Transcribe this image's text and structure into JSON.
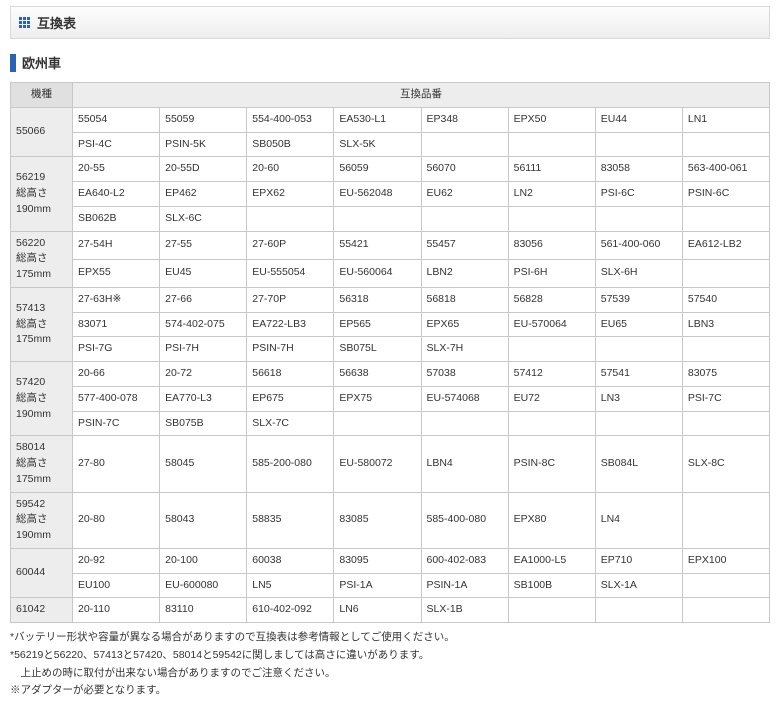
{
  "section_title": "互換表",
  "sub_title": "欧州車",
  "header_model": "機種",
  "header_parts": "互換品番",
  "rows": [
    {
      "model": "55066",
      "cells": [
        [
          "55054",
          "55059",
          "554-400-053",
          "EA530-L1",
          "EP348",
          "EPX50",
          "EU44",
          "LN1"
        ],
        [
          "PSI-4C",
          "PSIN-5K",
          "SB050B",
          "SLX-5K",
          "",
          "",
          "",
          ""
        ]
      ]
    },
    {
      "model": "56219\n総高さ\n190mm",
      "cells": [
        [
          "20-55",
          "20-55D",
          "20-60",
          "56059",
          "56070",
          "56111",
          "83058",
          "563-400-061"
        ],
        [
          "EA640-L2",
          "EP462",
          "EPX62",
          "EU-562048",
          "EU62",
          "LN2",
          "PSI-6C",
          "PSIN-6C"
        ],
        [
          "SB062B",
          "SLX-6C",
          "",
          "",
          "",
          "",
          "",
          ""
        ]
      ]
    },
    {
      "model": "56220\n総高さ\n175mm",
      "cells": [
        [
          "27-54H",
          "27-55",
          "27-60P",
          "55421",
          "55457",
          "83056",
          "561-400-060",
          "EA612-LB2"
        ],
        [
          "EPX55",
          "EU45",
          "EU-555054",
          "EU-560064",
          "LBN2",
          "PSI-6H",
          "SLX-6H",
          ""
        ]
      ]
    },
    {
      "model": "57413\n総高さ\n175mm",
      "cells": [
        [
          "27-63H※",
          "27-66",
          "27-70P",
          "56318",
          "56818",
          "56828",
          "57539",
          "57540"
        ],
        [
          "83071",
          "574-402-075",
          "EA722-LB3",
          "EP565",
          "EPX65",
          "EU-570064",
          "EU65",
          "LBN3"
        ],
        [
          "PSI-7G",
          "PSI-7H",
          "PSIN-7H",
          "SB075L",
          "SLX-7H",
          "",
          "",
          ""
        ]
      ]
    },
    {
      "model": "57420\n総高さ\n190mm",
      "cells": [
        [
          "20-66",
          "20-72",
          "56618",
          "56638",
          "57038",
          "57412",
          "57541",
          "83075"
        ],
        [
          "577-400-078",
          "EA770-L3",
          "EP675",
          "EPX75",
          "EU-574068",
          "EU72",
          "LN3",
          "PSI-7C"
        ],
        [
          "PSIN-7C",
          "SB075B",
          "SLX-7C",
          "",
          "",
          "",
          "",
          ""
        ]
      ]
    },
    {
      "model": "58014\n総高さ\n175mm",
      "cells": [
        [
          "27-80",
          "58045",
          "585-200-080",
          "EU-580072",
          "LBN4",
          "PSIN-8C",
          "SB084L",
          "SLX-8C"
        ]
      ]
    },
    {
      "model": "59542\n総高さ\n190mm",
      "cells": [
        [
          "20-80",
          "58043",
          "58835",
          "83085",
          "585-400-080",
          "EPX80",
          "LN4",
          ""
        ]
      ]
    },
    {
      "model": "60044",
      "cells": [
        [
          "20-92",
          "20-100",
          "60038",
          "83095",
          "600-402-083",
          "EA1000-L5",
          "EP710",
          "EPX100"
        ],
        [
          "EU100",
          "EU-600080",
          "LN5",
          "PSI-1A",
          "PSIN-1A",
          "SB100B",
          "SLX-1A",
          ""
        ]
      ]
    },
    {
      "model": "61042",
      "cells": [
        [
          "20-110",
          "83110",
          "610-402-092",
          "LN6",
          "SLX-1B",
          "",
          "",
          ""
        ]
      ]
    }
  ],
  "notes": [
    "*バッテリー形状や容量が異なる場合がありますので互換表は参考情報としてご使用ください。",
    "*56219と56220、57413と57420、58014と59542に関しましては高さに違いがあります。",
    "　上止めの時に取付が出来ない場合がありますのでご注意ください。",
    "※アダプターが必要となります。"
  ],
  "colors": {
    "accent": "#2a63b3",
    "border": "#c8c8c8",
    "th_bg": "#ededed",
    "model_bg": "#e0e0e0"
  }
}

━━━━━━

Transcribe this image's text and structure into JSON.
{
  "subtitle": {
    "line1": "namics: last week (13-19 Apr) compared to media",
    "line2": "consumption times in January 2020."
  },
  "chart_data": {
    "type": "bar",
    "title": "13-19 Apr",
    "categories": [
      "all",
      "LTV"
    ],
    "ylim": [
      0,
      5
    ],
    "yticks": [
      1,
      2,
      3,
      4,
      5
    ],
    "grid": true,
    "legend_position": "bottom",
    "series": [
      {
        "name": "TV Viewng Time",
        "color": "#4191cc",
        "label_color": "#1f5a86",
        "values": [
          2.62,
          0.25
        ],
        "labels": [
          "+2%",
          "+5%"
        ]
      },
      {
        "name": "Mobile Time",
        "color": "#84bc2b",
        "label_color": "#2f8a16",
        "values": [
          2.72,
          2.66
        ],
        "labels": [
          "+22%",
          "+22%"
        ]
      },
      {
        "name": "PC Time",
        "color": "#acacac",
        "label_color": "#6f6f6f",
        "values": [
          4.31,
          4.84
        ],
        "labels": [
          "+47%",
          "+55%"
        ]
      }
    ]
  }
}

━━━━━━

§ Directions: Copy out each line of the entries that holds "PSIN".

§ Exercise answer:
          "PSIN-5K",
          "PSIN-6C"
          "PSIN-7H",
          "PSIN-7C",
          "PSIN-8C",
          "PSIN-1A",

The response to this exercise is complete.